-- Exercise details --
Leave out the pictures and restate the rest of the data exactly.

(Dataset rows about figures)
-.-.-
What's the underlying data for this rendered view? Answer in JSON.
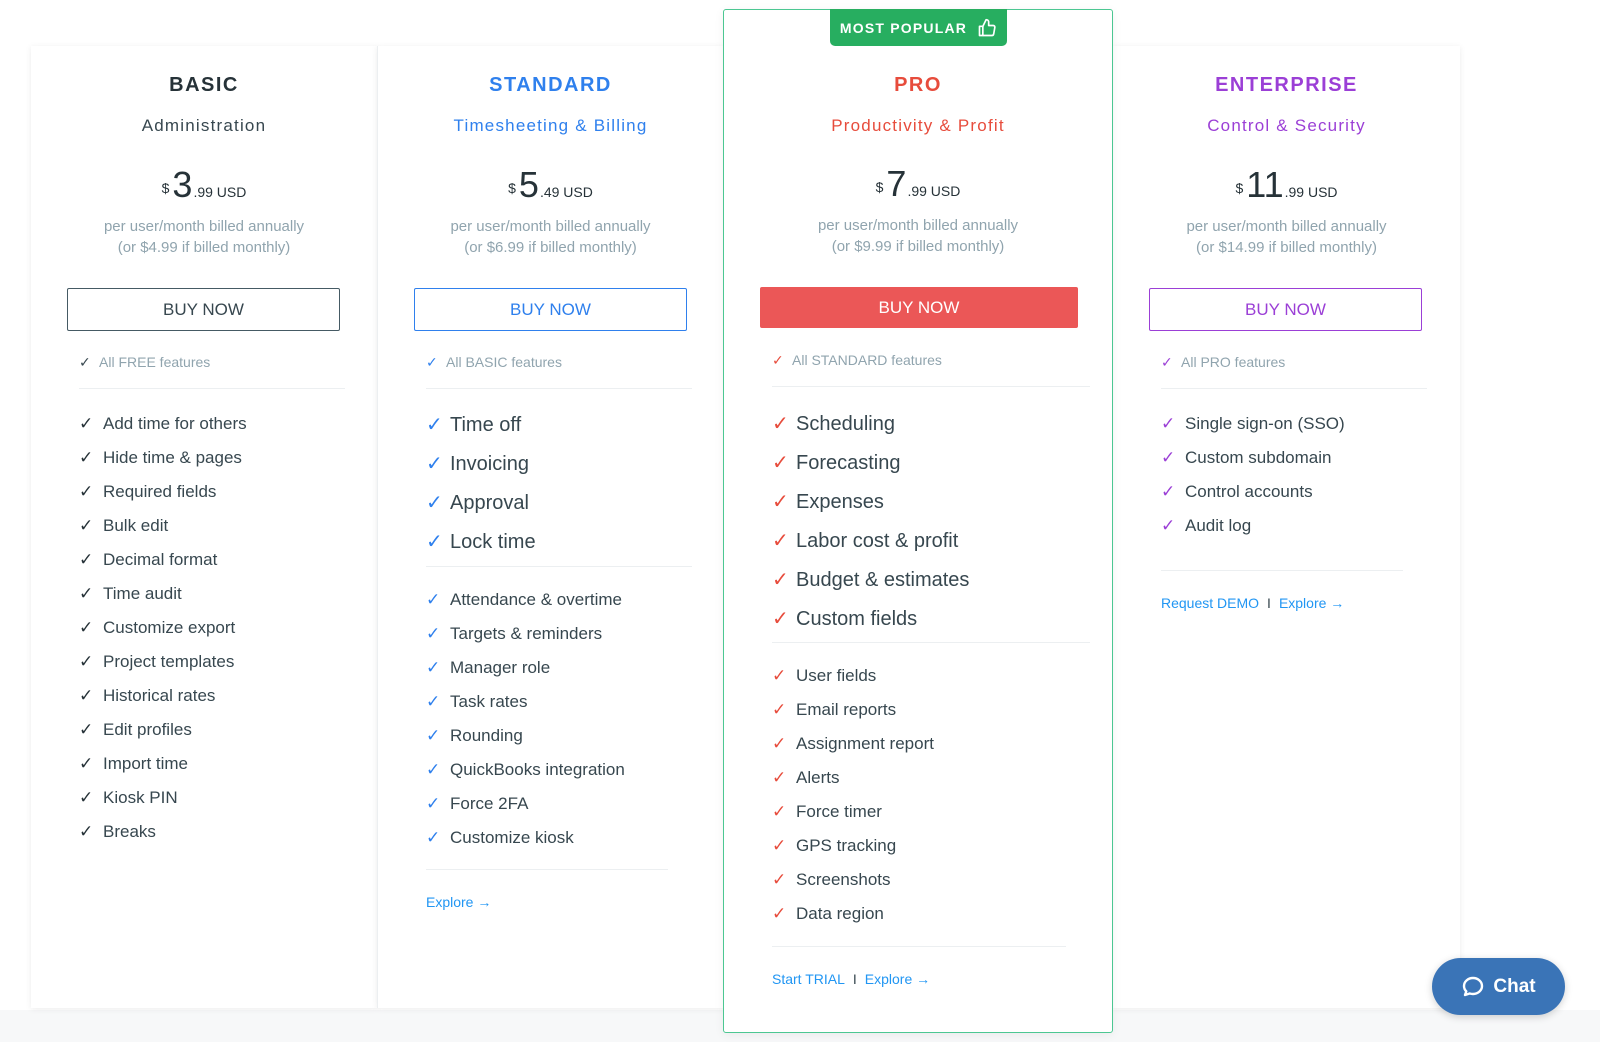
{
  "basic": {
    "name": "BASIC",
    "subtitle": "Administration",
    "currency": "$",
    "price_int": "3",
    "price_dec": ".99 USD",
    "billing_line1": "per user/month billed annually",
    "billing_line2": "(or $4.99 if billed monthly)",
    "buy_label": "BUY NOW",
    "features_head": "All FREE features",
    "features": [
      "Add time for others",
      "Hide time & pages",
      "Required fields",
      "Bulk edit",
      "Decimal format",
      "Time audit",
      "Customize export",
      "Project templates",
      "Historical rates",
      "Edit profiles",
      "Import time",
      "Kiosk PIN",
      "Breaks"
    ],
    "color": "#263238"
  },
  "standard": {
    "name": "STANDARD",
    "subtitle": "Timesheeting & Billing",
    "currency": "$",
    "price_int": "5",
    "price_dec": ".49 USD",
    "billing_line1": "per user/month billed annually",
    "billing_line2": "(or $6.99 if billed monthly)",
    "buy_label": "BUY NOW",
    "features_head": "All BASIC features",
    "features_main": [
      "Time off",
      "Invoicing",
      "Approval",
      "Lock time"
    ],
    "features": [
      "Attendance & overtime",
      "Targets & reminders",
      "Manager role",
      "Task rates",
      "Rounding",
      "QuickBooks integration",
      "Force 2FA",
      "Customize kiosk"
    ],
    "explore_label": "Explore →",
    "color": "#2f80ed"
  },
  "pro": {
    "badge": "MOST POPULAR",
    "name": "PRO",
    "subtitle": "Productivity & Profit",
    "currency": "$",
    "price_int": "7",
    "price_dec": ".99 USD",
    "billing_line1": "per user/month billed annually",
    "billing_line2": "(or $9.99 if billed monthly)",
    "buy_label": "BUY NOW",
    "features_head": "All STANDARD features",
    "features_main": [
      "Scheduling",
      "Forecasting",
      "Expenses",
      "Labor cost & profit",
      "Budget & estimates",
      "Custom fields"
    ],
    "features": [
      "User fields",
      "Email reports",
      "Assignment report",
      "Alerts",
      "Force timer",
      "GPS tracking",
      "Screenshots",
      "Data region"
    ],
    "trial_label": "Start TRIAL",
    "separator": "I",
    "explore_label": "Explore →",
    "color": "#e74c3c"
  },
  "enterprise": {
    "name": "ENTERPRISE",
    "subtitle": "Control & Security",
    "currency": "$",
    "price_int": "11",
    "price_dec": ".99 USD",
    "billing_line1": "per user/month billed annually",
    "billing_line2": "(or $14.99 if billed monthly)",
    "buy_label": "BUY NOW",
    "features_head": "All PRO features",
    "features": [
      "Single sign-on (SSO)",
      "Custom subdomain",
      "Control accounts",
      "Audit log"
    ],
    "demo_label": "Request DEMO",
    "separator": "I",
    "explore_label": "Explore →",
    "color": "#9b3fd6"
  },
  "chat": {
    "label": "Chat",
    "icon": "chat-bubble-icon"
  },
  "icons": {
    "check": "✓",
    "badge": "thumbs-up-icon"
  }
}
-.-.-
-- Exercise output --
What's the underlying data for this rendered view? Answer in JSON.
{
  "basic": {
    "name": "BASIC",
    "subtitle": "Administration",
    "currency": "$",
    "price_int": "3",
    "price_dec": ".99 USD",
    "billing_line1": "per user/month billed annually",
    "billing_line2": "(or $4.99 if billed monthly)",
    "buy_label": "BUY NOW",
    "features_head": "All FREE features",
    "features": [
      "Add time for others",
      "Hide time & pages",
      "Required fields",
      "Bulk edit",
      "Decimal format",
      "Time audit",
      "Customize export",
      "Project templates",
      "Historical rates",
      "Edit profiles",
      "Import time",
      "Kiosk PIN",
      "Breaks"
    ],
    "color": "#263238"
  },
  "standard": {
    "name": "STANDARD",
    "subtitle": "Timesheeting & Billing",
    "currency": "$",
    "price_int": "5",
    "price_dec": ".49 USD",
    "billing_line1": "per user/month billed annually",
    "billing_line2": "(or $6.99 if billed monthly)",
    "buy_label": "BUY NOW",
    "features_head": "All BASIC features",
    "features_main": [
      "Time off",
      "Invoicing",
      "Approval",
      "Lock time"
    ],
    "features": [
      "Attendance & overtime",
      "Targets & reminders",
      "Manager role",
      "Task rates",
      "Rounding",
      "QuickBooks integration",
      "Force 2FA",
      "Customize kiosk"
    ],
    "explore_label": "Explore →",
    "color": "#2f80ed"
  },
  "pro": {
    "badge": "MOST POPULAR",
    "name": "PRO",
    "subtitle": "Productivity & Profit",
    "currency": "$",
    "price_int": "7",
    "price_dec": ".99 USD",
    "billing_line1": "per user/month billed annually",
    "billing_line2": "(or $9.99 if billed monthly)",
    "buy_label": "BUY NOW",
    "features_head": "All STANDARD features",
    "features_main": [
      "Scheduling",
      "Forecasting",
      "Expenses",
      "Labor cost & profit",
      "Budget & estimates",
      "Custom fields"
    ],
    "features": [
      "User fields",
      "Email reports",
      "Assignment report",
      "Alerts",
      "Force timer",
      "GPS tracking",
      "Screenshots",
      "Data region"
    ],
    "trial_label": "Start TRIAL",
    "separator": "I",
    "explore_label": "Explore →",
    "color": "#e74c3c"
  },
  "enterprise": {
    "name": "ENTERPRISE",
    "subtitle": "Control & Security",
    "currency": "$",
    "price_int": "11",
    "price_dec": ".99 USD",
    "billing_line1": "per user/month billed annually",
    "billing_line2": "(or $14.99 if billed monthly)",
    "buy_label": "BUY NOW",
    "features_head": "All PRO features",
    "features": [
      "Single sign-on (SSO)",
      "Custom subdomain",
      "Control accounts",
      "Audit log"
    ],
    "demo_label": "Request DEMO",
    "separator": "I",
    "explore_label": "Explore →",
    "color": "#9b3fd6"
  },
  "chat": {
    "label": "Chat",
    "icon": "chat-bubble-icon"
  },
  "icons": {
    "check": "✓",
    "badge": "thumbs-up-icon"
  }
}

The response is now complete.